FRAGMENTO DEL TEXTO:
※

Casi con certeza la llamada Cultura Ongamira que comprendía Ongamira, Quebrada de Luna (los Terrones), cerro Minas y cerro Colchiquín, surgida hacia el 4600 a. C., es precedente directo de la cultura comechingón, aunque recién se puede hablar de una cultura comechingón en el período que va del 500 al 1600 d.C, diluyéndose esta cultura con la criolla-española tras el siglo XVI; uno de los últimos asentamientos con una cultura "comechingona" típica se ubicó en la localidad de Nono hasta el 1750, y tras 1600 corresponde hablar de una cultura "comechingón"-española.
La última comunidad hênia kamiâre de linajes reconocidos fue la de Tulián o Tolian, reconocida por los primeros gobiernos patrios argentinos y existente hasta mediados del s XIX en la zona de San Marcos Sierra; luego tal comunidad se mezcló totalmente con gente de origen europeo.

Artículo principal: Historia de los pueblos originarios de Córdoba (Argentina)

Las investigaciones confirmaron la presencia humana en las Sierras de Córdoba desde hace 11 000 años, a partir de hallazgos en el sitio El Alto 3 (Pampa de Achala).[3]​ Los artefactos indican el establecimiento de campamentos de corta duración. Otros restos fueron registrados en la Gruta de Candonga, con una antigüedad de 10.400 años,[4]​ además del hallazgo de algunas puntas de proyectil conocidas como “cola de pescado”, empleadas por cazadores-recolectores sudamericanos entre 11 000 y 9000 años atrás.[5]

Estos primeros habitantes integraban pequeños grupos muy dispersos y móviles, que cubrían amplios territorios en busca de recursos. Su subsistencia se basaba en la caza de guanacos (Lama guanicoe) y venados de las pampas (Ozotoceros bezoarticus), y posiblemente frutos y semillas silvestres. En cuanto a su origen, se trataría de desprendimientos de grupos establecidos en las llanuras bonaerenses y uruguayas.[6][7]

Los cazadores-recolectores que habitaron la región serrana de Córdoba entre hace aproximadamente 8000 y 4000 años, al igual que en momentos más tempranos conformaban pequeños grupos dispersos y móviles. Además de la caza de guanacos y ciervos, hay un mayor énfasis en la captura de pequeños vertebrados como roedores. Además recolectaban frutos de especies silvestres como el algarrobo (Prosopis spp.) y el chañar (Geoffroea decorticans), así como huevos de ñandú (Rhea spp.). Para la captura de las presas principales empleaban lanzas con puntas de piedra de forma lanceolada, conocidas como “puntas ayampitín”, arrojadas manualmente o mediante un propulsor.

En el período que abarca desde hace 4000 a 2000 años antes del presente aumentó la demografía y surgieron diferencias en la tecnología y en las estrategias de obtención de alimentos. Se adoptaron nuevos diseños de puntas de proyectil, de forma triangular, y se entablaron vínculos de larga distancia con otros grupos, como lo sugieren hallazgos de artefactos en valvas de moluscos del río Paraná y de la costa Atlántica.

※

ÍTEMS PRESENTADOS:
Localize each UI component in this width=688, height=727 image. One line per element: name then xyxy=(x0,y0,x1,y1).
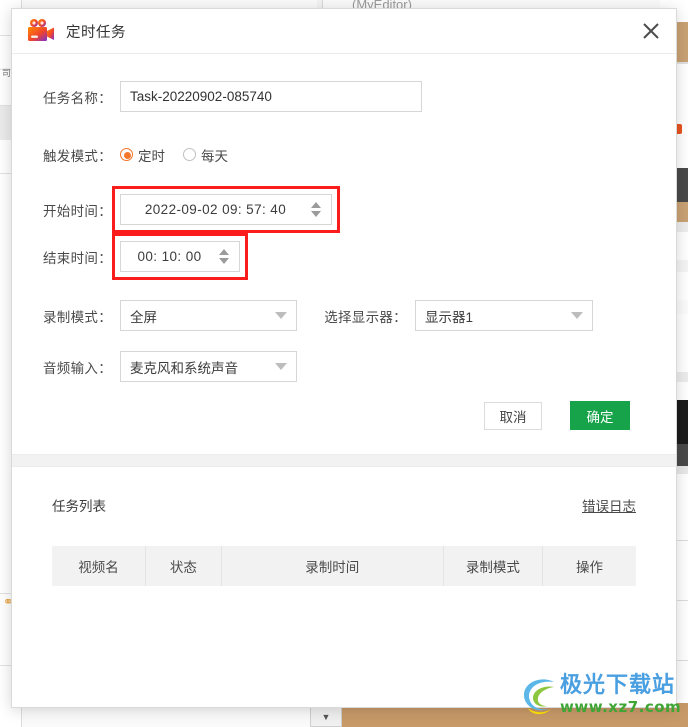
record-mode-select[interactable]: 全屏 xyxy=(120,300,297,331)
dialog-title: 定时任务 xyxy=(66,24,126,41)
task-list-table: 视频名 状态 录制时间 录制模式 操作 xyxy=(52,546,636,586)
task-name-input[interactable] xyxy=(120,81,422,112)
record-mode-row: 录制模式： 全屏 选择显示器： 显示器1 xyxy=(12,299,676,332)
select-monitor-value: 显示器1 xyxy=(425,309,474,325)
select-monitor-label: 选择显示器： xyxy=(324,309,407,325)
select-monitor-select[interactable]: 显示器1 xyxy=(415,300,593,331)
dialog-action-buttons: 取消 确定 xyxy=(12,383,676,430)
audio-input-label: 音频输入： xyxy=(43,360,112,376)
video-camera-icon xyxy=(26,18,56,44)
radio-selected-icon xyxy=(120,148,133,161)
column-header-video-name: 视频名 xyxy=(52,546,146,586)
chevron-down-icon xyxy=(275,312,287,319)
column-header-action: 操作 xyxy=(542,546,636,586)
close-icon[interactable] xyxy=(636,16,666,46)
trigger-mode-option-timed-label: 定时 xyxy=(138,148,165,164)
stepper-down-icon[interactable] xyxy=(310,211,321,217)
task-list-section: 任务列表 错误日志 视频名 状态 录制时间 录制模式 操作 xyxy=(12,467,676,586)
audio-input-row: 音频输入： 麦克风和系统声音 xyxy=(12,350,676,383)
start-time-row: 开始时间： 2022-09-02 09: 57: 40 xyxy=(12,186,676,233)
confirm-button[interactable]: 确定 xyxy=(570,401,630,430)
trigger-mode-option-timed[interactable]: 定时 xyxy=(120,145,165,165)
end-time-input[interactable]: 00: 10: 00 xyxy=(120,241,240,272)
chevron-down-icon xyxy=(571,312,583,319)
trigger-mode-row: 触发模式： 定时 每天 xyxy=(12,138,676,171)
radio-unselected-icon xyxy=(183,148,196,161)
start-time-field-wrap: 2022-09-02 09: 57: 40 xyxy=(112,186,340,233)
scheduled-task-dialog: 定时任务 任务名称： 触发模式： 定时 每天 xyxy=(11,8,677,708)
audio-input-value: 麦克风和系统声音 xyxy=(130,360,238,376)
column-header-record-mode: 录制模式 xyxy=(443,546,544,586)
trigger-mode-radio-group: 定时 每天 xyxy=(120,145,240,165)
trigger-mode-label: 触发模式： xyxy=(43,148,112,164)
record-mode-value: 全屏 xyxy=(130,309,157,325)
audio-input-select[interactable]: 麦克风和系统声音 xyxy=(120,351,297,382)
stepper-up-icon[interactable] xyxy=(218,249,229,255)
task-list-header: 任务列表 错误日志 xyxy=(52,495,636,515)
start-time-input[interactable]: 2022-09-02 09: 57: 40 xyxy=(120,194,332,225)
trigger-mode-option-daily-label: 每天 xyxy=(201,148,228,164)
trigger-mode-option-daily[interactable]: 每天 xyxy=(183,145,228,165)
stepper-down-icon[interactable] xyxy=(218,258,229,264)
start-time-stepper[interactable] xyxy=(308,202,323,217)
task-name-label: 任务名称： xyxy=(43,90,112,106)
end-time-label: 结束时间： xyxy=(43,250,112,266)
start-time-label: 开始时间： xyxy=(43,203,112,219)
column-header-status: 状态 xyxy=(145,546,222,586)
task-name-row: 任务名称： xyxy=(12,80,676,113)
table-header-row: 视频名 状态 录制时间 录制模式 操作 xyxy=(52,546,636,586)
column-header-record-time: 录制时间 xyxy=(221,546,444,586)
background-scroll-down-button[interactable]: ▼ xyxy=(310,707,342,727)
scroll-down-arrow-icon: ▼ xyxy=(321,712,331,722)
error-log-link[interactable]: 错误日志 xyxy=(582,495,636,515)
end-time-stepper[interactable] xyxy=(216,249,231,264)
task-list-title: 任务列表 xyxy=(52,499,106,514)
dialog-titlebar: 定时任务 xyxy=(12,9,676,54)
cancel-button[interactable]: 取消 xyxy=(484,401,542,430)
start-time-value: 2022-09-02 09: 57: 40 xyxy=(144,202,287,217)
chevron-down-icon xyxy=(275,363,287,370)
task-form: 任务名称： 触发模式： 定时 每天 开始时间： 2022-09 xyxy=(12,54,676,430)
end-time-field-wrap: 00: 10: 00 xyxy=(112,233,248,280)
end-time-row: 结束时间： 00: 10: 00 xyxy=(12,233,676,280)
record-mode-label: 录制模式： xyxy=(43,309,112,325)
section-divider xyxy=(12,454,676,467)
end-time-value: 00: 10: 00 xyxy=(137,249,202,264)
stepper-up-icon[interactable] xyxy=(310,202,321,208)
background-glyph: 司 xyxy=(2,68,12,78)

※

PROBLEMA PLANTEADO: Indica, por favor, si cada afirmación concuerda con el texto sobre los pueblos originarios de Córdoba. Responde sí o no y cita las palabras del texto que lo deciden: (a) La Cultura Ongamira surgió hacia el 4600 a. C. (b) La comunidad de Tulián existió hasta mediados del siglo XVIII. (c) Las "puntas ayampitín" tenían forma triangular.

RESPUESTA AL PROBLEMA:
(a) Sí: «surgida hacia el 4600 a. C.»
(b) No: «existente hasta mediados del s XIX en la zona de San Marcos Sierra»
(c) No: «puntas de piedra de forma lanceolada, conocidas como “puntas ayampitín”»